Exercise requirements: Output solely the number of lines containing the string "text".

## Begin Stored records

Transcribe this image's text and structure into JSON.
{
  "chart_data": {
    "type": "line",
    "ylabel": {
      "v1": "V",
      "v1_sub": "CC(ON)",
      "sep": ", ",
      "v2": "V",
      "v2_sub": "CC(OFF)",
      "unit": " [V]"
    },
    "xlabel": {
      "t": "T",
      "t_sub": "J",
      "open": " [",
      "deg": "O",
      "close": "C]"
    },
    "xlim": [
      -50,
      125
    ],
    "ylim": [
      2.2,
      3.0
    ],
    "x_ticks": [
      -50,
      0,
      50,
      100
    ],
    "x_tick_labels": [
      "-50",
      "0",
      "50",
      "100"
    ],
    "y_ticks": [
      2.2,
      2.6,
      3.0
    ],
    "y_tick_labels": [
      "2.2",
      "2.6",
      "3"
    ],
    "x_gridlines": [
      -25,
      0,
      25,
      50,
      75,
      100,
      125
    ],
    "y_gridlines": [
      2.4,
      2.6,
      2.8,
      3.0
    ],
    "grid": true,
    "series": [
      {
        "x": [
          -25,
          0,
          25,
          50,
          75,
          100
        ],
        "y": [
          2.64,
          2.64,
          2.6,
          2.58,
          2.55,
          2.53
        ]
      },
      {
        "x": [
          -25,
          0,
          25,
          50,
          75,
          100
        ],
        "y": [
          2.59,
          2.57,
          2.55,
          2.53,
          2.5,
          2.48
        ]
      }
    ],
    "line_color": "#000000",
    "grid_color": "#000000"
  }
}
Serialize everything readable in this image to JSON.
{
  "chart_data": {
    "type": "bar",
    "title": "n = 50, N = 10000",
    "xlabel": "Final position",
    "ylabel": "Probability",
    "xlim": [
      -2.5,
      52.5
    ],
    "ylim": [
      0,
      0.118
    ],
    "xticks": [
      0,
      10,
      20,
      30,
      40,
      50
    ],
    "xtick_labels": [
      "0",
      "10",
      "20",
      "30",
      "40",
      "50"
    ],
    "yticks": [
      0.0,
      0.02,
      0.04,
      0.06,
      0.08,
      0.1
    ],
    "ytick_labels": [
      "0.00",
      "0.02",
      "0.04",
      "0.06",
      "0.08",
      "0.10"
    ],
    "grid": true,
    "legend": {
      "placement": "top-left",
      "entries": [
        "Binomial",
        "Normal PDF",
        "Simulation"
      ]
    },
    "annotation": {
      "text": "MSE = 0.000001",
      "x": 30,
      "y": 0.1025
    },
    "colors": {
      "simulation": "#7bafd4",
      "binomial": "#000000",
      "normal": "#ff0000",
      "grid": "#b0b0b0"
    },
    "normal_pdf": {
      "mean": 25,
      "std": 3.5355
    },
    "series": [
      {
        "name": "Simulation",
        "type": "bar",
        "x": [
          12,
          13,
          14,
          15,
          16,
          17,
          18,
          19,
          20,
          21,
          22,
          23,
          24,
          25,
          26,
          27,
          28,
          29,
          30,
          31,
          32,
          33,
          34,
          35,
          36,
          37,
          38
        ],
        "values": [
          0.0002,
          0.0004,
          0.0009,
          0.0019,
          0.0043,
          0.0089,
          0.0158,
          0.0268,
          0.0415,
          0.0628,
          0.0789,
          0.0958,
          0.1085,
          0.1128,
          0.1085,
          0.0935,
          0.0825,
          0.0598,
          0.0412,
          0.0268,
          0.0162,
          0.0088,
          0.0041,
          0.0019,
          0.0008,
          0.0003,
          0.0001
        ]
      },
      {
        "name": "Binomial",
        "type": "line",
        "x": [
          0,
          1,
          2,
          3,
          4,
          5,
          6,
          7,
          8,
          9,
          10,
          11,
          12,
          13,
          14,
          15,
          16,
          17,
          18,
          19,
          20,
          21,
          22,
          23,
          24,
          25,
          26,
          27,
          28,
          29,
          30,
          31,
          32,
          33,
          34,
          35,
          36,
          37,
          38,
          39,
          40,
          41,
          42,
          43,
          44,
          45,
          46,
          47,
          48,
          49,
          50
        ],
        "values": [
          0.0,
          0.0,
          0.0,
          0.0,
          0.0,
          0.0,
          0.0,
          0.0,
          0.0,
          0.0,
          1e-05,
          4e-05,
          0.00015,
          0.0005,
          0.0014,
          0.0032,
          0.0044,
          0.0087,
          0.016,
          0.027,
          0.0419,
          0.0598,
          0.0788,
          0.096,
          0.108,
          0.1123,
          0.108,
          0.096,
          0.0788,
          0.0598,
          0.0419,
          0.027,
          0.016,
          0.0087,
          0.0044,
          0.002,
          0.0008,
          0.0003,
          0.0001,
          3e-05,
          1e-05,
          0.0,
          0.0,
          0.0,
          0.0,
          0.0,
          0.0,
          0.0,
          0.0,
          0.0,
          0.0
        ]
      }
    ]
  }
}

## End Stored records

Result for this exercise: 2